__What this task involves__
Copy out the listing in full, exactly as written, but not its pictures.
##### Dataset #####
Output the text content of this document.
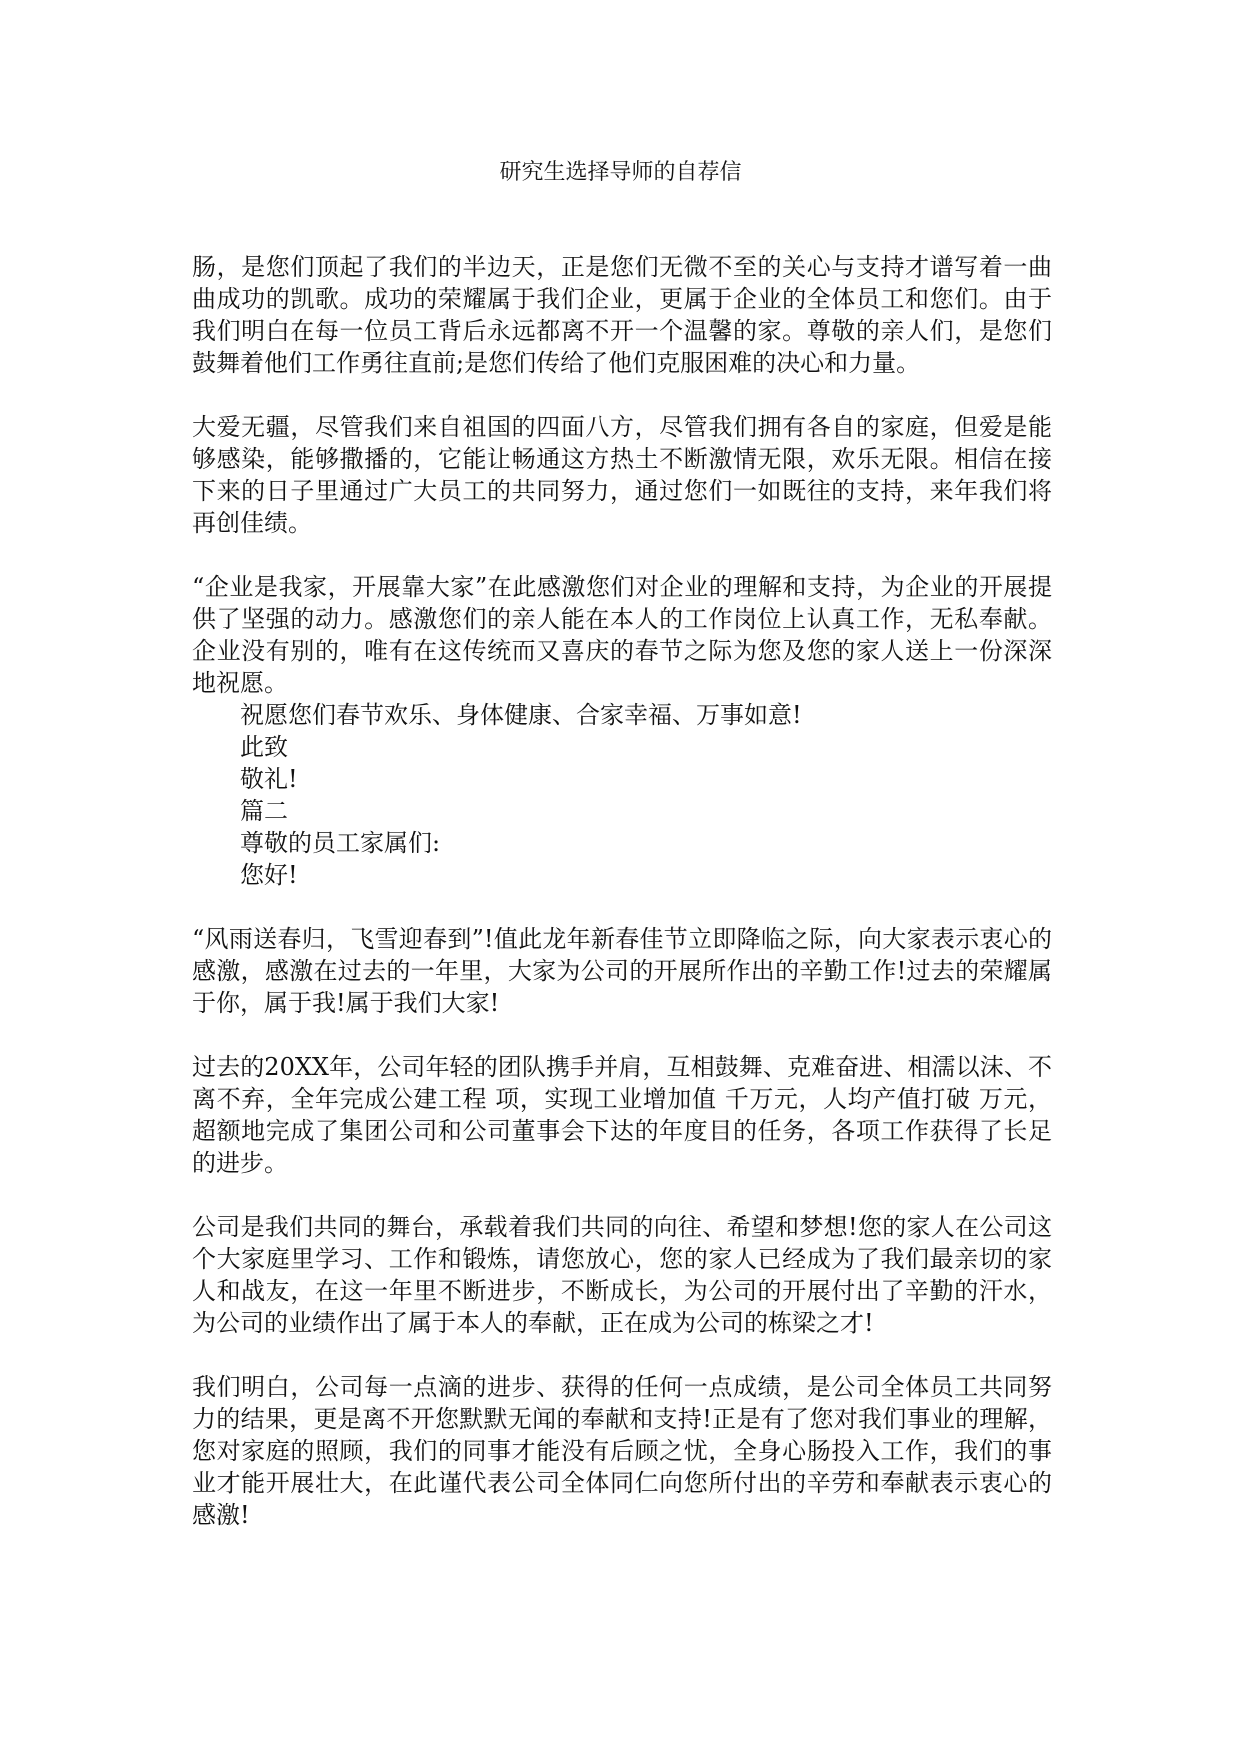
研究生选择导师的自荐信

肠，是您们顶起了我们的半边天，正是您们无微不至的关心与支持才谱写着一曲曲成功的凯歌。成功的荣耀属于我们企业，更属于企业的全体员工和您们。由于我们明白在每一位员工背后永远都离不开一个温馨的家。尊敬的亲人们，是您们鼓舞着他们工作勇往直前;是您们传给了他们克服困难的决心和力量。

大爱无疆，尽管我们来自祖国的四面八方，尽管我们拥有各自的家庭，但爱是能够感染，能够撒播的，它能让畅通这方热土不断激情无限，欢乐无限。相信在接下来的日子里通过广大员工的共同努力，通过您们一如既往的支持，来年我们将再创佳绩。

“企业是我家，开展靠大家”在此感激您们对企业的理解和支持，为企业的开展提供了坚强的动力。感激您们的亲人能在本人的工作岗位上认真工作，无私奉献。企业没有别的，唯有在这传统而又喜庆的春节之际为您及您的家人送上一份深深地祝愿。

祝愿您们春节欢乐、身体健康、合家幸福、万事如意!

此致

敬礼!

篇二

尊敬的员工家属们:

您好!

“风雨送春归，飞雪迎春到”!值此龙年新春佳节立即降临之际，向大家表示衷心的感激，感激在过去的一年里，大家为公司的开展所作出的辛勤工作!过去的荣耀属于你，属于我!属于我们大家!

过去的20XX年，公司年轻的团队携手并肩，互相鼓舞、克难奋进、相濡以沫、不离不弃，全年完成公建工程 项，实现工业增加值 千万元，人均产值打破 万元，超额地完成了集团公司和公司董事会下达的年度目的任务，各项工作获得了长足的进步。

公司是我们共同的舞台，承载着我们共同的向往、希望和梦想!您的家人在公司这个大家庭里学习、工作和锻炼，请您放心，您的家人已经成为了我们最亲切的家人和战友，在这一年里不断进步，不断成长，为公司的开展付出了辛勤的汗水，为公司的业绩作出了属于本人的奉献，正在成为公司的栋梁之才!

我们明白，公司每一点滴的进步、获得的任何一点成绩，是公司全体员工共同努力的结果，更是离不开您默默无闻的奉献和支持!正是有了您对我们事业的理解，您对家庭的照顾，我们的同事才能没有后顾之忧，全身心肠投入工作，我们的事业才能开展壮大，在此谨代表公司全体同仁向您所付出的辛劳和奉献表示衷心的感激!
#####
__Result of this exercise__
Output the text content of this document.
研究生选择导师的自荐信

肠，是您们顶起了我们的半边天，正是您们无微不至的关心与支持才谱写着一曲曲成功的凯歌。成功的荣耀属于我们企业，更属于企业的全体员工和您们。由于我们明白在每一位员工背后永远都离不开一个温馨的家。尊敬的亲人们，是您们鼓舞着他们工作勇往直前;是您们传给了他们克服困难的决心和力量。

大爱无疆，尽管我们来自祖国的四面八方，尽管我们拥有各自的家庭，但爱是能够感染，能够撒播的，它能让畅通这方热土不断激情无限，欢乐无限。相信在接下来的日子里通过广大员工的共同努力，通过您们一如既往的支持，来年我们将再创佳绩。

“企业是我家，开展靠大家”在此感激您们对企业的理解和支持，为企业的开展提供了坚强的动力。感激您们的亲人能在本人的工作岗位上认真工作，无私奉献。企业没有别的，唯有在这传统而又喜庆的春节之际为您及您的家人送上一份深深地祝愿。

祝愿您们春节欢乐、身体健康、合家幸福、万事如意!

此致

敬礼!

篇二

尊敬的员工家属们:

您好!

“风雨送春归，飞雪迎春到”!值此龙年新春佳节立即降临之际，向大家表示衷心的感激，感激在过去的一年里，大家为公司的开展所作出的辛勤工作!过去的荣耀属于你，属于我!属于我们大家!

过去的20XX年，公司年轻的团队携手并肩，互相鼓舞、克难奋进、相濡以沫、不离不弃，全年完成公建工程 项，实现工业增加值 千万元，人均产值打破 万元，超额地完成了集团公司和公司董事会下达的年度目的任务，各项工作获得了长足的进步。

公司是我们共同的舞台，承载着我们共同的向往、希望和梦想!您的家人在公司这个大家庭里学习、工作和锻炼，请您放心，您的家人已经成为了我们最亲切的家人和战友，在这一年里不断进步，不断成长，为公司的开展付出了辛勤的汗水，为公司的业绩作出了属于本人的奉献，正在成为公司的栋梁之才!

我们明白，公司每一点滴的进步、获得的任何一点成绩，是公司全体员工共同努力的结果，更是离不开您默默无闻的奉献和支持!正是有了您对我们事业的理解，您对家庭的照顾，我们的同事才能没有后顾之忧，全身心肠投入工作，我们的事业才能开展壮大，在此谨代表公司全体同仁向您所付出的辛劳和奉献表示衷心的感激!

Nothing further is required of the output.